Publié le 18 avril 2008 par Roman Bernard
Dans mon précédent billet, j'avançais l'idée selon laquelle nombre de Français, qui ne maîtrisent que très imparfaitement la « langue de Shakespeare » (dans leur cas, il s'agit plutôt de celle de Britney Spears), en sont les plus ardents thuriféraires, au point d'en justifier avec passion et aveuglement la substitution à celle d'Aimé Césaire, et cela même en France.
Il est un mot anglais pourtant qui, bien que d'usage courant dans la vulgate bien-pensante, est totalement incompris par ceux qui l'emploient : le melting-pot. Je ne l'apprendrai pas aux métallurgistes, le melting-pot, en français creuset, est la pièce, dans la forge, où sont coulés différents métaux à l'état liquide pour former un alliage. C'est ainsi qu'en coulant ensemble du cuivre et de l'étain, on obtient du bronze, qui est résistant comme le premier et maléable comme le second, tout en constituant un nouveau matériau parfaitement homogène.
Si ce mot est employé dans sa version anglaise, c'est parce qu'il était utilisé pour décrire la politique d'intégration des Etats-Unis aux XIXe et XXe siècles, lors des grandes vagues européenne, hispanique et asiatique d'immigration. Dans les usines Ford de Detroit, au début du siècle dernier, une véritable cérémonie du melting-pot avait lieu, où les ouvriers immigrés se présentaient comme des Américains à part entière. Par cette cérémonie, ils affirmaient non seulement leur attachement à leur nouvelle patrie, mais aussi le délaissement de leur pays d'origine.
Il est piquant de constater que chez les promoteurs français du « multiculturalisme » ou du « cosmopolitisme », le melting-pot, qu'ils devraient pourtant réprouver, ait si bonne presse. Même lorsqu'il s'agit de termes français, une semblable incompréhension demeure : les laudateurs de l'immigration de masse, même illégale, vantent simultanément, d'une part, une France « black-blanc-beur », « arc-en-ciel », bigarrée, bariolée, multiethnique, multicolore, multiculturelle, diverse, et d'autre part une France unie, métissée, égalitaire, solidaire, laïque, ouverte, pacifique.
D'où vient que ces idéologues en chambre amalgament des notions précisément contraires ? Comment expliquer, à l'inverse, que deux termes parfaitement synonymiques, les mots « assimilation » et « métissage », connaissent des interprétations opposées ?

Lignes à traiter

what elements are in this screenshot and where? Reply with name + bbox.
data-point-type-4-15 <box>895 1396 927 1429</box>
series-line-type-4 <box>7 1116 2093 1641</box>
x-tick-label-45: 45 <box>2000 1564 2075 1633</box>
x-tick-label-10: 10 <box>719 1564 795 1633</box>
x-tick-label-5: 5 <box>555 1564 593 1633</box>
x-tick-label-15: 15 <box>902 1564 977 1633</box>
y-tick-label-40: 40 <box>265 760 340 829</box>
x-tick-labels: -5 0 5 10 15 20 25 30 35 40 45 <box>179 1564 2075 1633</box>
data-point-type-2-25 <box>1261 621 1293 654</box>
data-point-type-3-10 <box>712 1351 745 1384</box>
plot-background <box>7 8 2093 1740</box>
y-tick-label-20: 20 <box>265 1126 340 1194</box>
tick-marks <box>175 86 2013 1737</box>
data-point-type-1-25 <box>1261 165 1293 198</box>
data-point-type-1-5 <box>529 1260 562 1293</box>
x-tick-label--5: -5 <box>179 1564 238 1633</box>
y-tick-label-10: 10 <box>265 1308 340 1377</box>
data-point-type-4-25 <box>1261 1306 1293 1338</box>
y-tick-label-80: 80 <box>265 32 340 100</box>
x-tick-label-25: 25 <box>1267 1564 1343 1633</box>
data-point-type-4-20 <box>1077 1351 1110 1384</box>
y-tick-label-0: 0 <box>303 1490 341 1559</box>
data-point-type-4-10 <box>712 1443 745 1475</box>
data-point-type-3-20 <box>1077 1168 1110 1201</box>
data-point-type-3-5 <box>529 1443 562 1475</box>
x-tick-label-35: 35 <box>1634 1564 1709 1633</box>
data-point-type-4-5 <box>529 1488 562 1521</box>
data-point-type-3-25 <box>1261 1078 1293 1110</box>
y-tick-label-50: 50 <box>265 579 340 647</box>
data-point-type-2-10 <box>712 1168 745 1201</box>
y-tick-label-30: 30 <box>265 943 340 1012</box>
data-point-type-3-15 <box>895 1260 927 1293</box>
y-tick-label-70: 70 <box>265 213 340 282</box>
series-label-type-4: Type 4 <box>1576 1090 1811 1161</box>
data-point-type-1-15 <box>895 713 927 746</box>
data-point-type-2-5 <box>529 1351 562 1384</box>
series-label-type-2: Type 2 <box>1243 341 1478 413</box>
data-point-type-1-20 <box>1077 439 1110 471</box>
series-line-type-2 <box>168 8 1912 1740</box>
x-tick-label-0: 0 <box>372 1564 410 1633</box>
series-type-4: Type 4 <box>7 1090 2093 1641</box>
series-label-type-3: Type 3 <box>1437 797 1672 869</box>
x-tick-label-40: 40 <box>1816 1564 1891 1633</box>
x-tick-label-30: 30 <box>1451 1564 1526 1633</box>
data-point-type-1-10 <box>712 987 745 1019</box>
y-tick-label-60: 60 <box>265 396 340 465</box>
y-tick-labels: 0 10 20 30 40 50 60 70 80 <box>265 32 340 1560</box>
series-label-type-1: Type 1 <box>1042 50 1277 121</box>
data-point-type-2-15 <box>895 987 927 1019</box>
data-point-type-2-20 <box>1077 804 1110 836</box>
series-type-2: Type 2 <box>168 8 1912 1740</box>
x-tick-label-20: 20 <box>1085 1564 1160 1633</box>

==

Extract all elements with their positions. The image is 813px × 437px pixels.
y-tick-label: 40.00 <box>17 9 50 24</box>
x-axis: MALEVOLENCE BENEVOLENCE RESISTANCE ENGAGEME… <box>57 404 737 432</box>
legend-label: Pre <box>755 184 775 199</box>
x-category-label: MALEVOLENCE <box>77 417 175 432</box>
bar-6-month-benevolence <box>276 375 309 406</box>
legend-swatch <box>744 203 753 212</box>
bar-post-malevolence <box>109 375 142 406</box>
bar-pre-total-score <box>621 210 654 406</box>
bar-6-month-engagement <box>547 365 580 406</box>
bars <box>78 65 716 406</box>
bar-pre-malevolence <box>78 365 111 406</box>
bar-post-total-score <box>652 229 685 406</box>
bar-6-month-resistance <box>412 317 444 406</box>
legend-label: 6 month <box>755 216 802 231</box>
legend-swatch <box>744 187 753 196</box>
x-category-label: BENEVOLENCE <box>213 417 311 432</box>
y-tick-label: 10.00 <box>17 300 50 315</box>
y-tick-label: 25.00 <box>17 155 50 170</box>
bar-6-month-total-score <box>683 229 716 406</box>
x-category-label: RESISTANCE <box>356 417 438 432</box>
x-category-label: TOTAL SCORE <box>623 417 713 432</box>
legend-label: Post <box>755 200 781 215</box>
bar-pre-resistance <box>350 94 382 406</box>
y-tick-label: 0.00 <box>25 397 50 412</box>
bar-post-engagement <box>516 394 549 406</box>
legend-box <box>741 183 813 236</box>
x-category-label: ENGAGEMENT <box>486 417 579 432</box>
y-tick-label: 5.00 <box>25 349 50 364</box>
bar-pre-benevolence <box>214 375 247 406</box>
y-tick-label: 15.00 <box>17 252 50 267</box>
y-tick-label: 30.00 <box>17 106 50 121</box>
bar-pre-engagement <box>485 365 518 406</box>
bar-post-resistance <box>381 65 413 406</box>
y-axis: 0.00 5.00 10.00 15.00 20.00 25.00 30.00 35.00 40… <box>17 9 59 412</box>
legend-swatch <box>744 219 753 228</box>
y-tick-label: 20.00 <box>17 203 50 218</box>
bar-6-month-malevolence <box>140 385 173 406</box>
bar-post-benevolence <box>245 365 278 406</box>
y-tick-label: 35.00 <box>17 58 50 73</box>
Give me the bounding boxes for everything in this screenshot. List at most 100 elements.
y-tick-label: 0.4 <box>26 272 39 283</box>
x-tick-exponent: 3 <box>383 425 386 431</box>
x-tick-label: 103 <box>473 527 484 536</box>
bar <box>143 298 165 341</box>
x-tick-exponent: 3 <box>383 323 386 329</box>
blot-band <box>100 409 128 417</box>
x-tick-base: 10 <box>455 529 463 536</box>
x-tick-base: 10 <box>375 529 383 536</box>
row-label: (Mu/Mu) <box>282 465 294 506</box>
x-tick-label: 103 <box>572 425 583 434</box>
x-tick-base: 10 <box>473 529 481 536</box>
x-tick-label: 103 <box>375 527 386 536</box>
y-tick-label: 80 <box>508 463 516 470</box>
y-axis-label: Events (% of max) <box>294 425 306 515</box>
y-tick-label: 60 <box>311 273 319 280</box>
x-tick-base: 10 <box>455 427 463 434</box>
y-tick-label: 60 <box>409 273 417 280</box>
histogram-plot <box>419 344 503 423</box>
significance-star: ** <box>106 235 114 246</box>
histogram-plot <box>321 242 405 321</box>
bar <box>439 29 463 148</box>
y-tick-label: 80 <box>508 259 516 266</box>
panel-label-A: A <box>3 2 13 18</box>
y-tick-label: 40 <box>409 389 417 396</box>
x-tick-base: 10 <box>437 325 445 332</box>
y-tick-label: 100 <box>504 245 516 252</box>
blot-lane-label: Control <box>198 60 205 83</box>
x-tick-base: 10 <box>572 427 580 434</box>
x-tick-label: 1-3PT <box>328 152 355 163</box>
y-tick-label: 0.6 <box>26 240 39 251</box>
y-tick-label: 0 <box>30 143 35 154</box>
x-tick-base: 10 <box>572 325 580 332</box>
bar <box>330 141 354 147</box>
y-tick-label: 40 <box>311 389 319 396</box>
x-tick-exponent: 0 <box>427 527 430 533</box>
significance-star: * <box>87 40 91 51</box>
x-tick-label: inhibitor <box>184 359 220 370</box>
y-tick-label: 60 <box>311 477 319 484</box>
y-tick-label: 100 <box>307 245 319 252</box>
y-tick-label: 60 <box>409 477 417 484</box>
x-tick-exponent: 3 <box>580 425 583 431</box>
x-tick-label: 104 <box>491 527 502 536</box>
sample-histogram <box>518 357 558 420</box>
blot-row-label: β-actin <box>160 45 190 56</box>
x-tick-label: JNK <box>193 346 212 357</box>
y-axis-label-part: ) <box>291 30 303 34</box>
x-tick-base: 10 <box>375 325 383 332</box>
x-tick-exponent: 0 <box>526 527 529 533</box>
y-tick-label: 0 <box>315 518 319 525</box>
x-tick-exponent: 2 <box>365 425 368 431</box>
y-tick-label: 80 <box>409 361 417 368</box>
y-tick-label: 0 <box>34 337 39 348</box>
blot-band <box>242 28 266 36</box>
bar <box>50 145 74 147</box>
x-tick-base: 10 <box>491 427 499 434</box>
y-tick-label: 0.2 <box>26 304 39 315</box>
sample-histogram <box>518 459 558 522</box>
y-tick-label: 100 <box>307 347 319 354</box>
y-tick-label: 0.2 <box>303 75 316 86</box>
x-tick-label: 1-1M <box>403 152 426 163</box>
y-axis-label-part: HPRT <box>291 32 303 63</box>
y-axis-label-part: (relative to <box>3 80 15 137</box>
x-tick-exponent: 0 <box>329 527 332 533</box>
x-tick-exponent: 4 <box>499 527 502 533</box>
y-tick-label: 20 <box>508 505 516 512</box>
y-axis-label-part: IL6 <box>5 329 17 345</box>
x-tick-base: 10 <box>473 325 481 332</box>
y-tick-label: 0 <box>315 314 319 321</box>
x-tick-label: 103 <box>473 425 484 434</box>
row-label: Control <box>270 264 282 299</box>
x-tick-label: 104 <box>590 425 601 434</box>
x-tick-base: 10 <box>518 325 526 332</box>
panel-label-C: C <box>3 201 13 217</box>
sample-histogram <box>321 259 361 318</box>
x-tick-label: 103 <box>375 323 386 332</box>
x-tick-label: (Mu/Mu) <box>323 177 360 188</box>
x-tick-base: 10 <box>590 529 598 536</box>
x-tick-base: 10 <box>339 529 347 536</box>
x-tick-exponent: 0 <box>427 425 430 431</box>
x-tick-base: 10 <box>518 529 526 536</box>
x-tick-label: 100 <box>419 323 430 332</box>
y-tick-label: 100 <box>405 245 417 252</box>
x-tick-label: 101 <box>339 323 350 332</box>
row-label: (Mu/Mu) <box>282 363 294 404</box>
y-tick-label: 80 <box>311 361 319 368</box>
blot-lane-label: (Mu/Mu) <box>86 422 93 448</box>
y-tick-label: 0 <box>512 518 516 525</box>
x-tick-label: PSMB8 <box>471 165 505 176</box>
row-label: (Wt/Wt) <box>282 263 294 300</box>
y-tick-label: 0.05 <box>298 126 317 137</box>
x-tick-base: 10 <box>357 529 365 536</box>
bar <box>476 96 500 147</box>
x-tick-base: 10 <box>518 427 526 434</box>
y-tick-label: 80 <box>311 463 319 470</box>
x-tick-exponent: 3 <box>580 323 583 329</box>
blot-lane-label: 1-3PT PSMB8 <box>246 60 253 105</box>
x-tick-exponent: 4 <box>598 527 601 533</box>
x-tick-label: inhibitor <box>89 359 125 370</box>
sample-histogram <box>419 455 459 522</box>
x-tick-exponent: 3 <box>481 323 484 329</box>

Consigne 1
Pour chacune des affirmations suivantes, indiquez si elle concorde avec le texte source. Répondez par oui ou par non, en citant à l'identique les mots du texte qui tranchent la question.
(a) Selon le texte, on obtient du bronze en coulant ensemble du cuivre et de l'étain.
(b) La cérémonie du melting-pot se déroulait dans les usines Ford de Chicago.
(c) Le texte présente « assimilation » et « métissage » comme des termes de sens opposé.
Consigne 2
Parmi les lignes à traiter, recopiez sans aucune modification tout ce qui va de la ligne contenant « Extract all elements » jusqu'à la ligne contenant « x-category-label: TOTAL SCORE », ces deux lignes comprises.

Réponse attendue 1
(a) Oui : « en coulant ensemble du cuivre et de l'étain, on obtient du bronze ».
(b) Non : « Dans les usines Ford de Detroit, au début du siècle dernier, une véritable cérémonie du melting-pot avait lieu ».
(c) Non : « deux termes parfaitement synonymiques, les mots « assimilation » et « métissage » ».

Réponse attendue 2
Extract all elements with their positions. The image is 813px × 437px pixels.
y-tick-label: 40.00 <box>17 9 50 24</box>
x-axis: MALEVOLENCE BENEVOLENCE RESISTANCE ENGAGEME… <box>57 404 737 432</box>
legend-label: Pre <box>755 184 775 199</box>
x-category-label: MALEVOLENCE <box>77 417 175 432</box>
bar-6-month-benevolence <box>276 375 309 406</box>
legend-swatch <box>744 203 753 212</box>
bar-post-malevolence <box>109 375 142 406</box>
bar-pre-total-score <box>621 210 654 406</box>
bar-6-month-engagement <box>547 365 580 406</box>
bars <box>78 65 716 406</box>
bar-pre-malevolence <box>78 365 111 406</box>
bar-post-total-score <box>652 229 685 406</box>
bar-6-month-resistance <box>412 317 444 406</box>
legend-label: 6 month <box>755 216 802 231</box>
legend-swatch <box>744 187 753 196</box>
x-category-label: BENEVOLENCE <box>213 417 311 432</box>
y-tick-label: 10.00 <box>17 300 50 315</box>
y-tick-label: 25.00 <box>17 155 50 170</box>
bar-6-month-total-score <box>683 229 716 406</box>
x-category-label: RESISTANCE <box>356 417 438 432</box>
x-category-label: TOTAL SCORE <box>623 417 713 432</box>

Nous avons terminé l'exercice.